------ Task inputs ------

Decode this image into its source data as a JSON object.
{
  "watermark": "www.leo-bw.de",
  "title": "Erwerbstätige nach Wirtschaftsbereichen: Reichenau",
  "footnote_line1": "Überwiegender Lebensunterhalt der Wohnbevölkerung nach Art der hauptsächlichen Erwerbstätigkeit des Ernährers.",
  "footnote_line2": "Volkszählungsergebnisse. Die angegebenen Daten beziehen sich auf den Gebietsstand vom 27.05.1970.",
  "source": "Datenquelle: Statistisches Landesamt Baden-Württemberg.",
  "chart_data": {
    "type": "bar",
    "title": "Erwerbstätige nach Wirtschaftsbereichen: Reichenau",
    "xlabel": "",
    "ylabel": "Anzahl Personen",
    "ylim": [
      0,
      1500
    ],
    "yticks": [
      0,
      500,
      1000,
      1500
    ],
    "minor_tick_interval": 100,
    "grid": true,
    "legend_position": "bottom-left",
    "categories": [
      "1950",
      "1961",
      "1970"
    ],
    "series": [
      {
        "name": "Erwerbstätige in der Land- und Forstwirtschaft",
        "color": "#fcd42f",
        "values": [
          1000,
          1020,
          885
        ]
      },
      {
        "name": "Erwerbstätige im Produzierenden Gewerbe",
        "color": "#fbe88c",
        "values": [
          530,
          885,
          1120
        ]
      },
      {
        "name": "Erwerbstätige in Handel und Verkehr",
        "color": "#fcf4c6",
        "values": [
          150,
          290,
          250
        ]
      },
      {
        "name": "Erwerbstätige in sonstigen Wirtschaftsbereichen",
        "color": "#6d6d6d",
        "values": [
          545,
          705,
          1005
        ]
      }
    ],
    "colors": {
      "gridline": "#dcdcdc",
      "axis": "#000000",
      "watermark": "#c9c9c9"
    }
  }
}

------

◆ Given instruction:
Take the listing above and set it down exactly.

◆ Full solution:
Decode this image into its source data as a JSON object.
{
  "watermark": "www.leo-bw.de",
  "title": "Erwerbstätige nach Wirtschaftsbereichen: Reichenau",
  "footnote_line1": "Überwiegender Lebensunterhalt der Wohnbevölkerung nach Art der hauptsächlichen Erwerbstätigkeit des Ernährers.",
  "footnote_line2": "Volkszählungsergebnisse. Die angegebenen Daten beziehen sich auf den Gebietsstand vom 27.05.1970.",
  "source": "Datenquelle: Statistisches Landesamt Baden-Württemberg.",
  "chart_data": {
    "type": "bar",
    "title": "Erwerbstätige nach Wirtschaftsbereichen: Reichenau",
    "xlabel": "",
    "ylabel": "Anzahl Personen",
    "ylim": [
      0,
      1500
    ],
    "yticks": [
      0,
      500,
      1000,
      1500
    ],
    "minor_tick_interval": 100,
    "grid": true,
    "legend_position": "bottom-left",
    "categories": [
      "1950",
      "1961",
      "1970"
    ],
    "series": [
      {
        "name": "Erwerbstätige in der Land- und Forstwirtschaft",
        "color": "#fcd42f",
        "values": [
          1000,
          1020,
          885
        ]
      },
      {
        "name": "Erwerbstätige im Produzierenden Gewerbe",
        "color": "#fbe88c",
        "values": [
          530,
          885,
          1120
        ]
      },
      {
        "name": "Erwerbstätige in Handel und Verkehr",
        "color": "#fcf4c6",
        "values": [
          150,
          290,
          250
        ]
      },
      {
        "name": "Erwerbstätige in sonstigen Wirtschaftsbereichen",
        "color": "#6d6d6d",
        "values": [
          545,
          705,
          1005
        ]
      }
    ],
    "colors": {
      "gridline": "#dcdcdc",
      "axis": "#000000",
      "watermark": "#c9c9c9"
    }
  }
}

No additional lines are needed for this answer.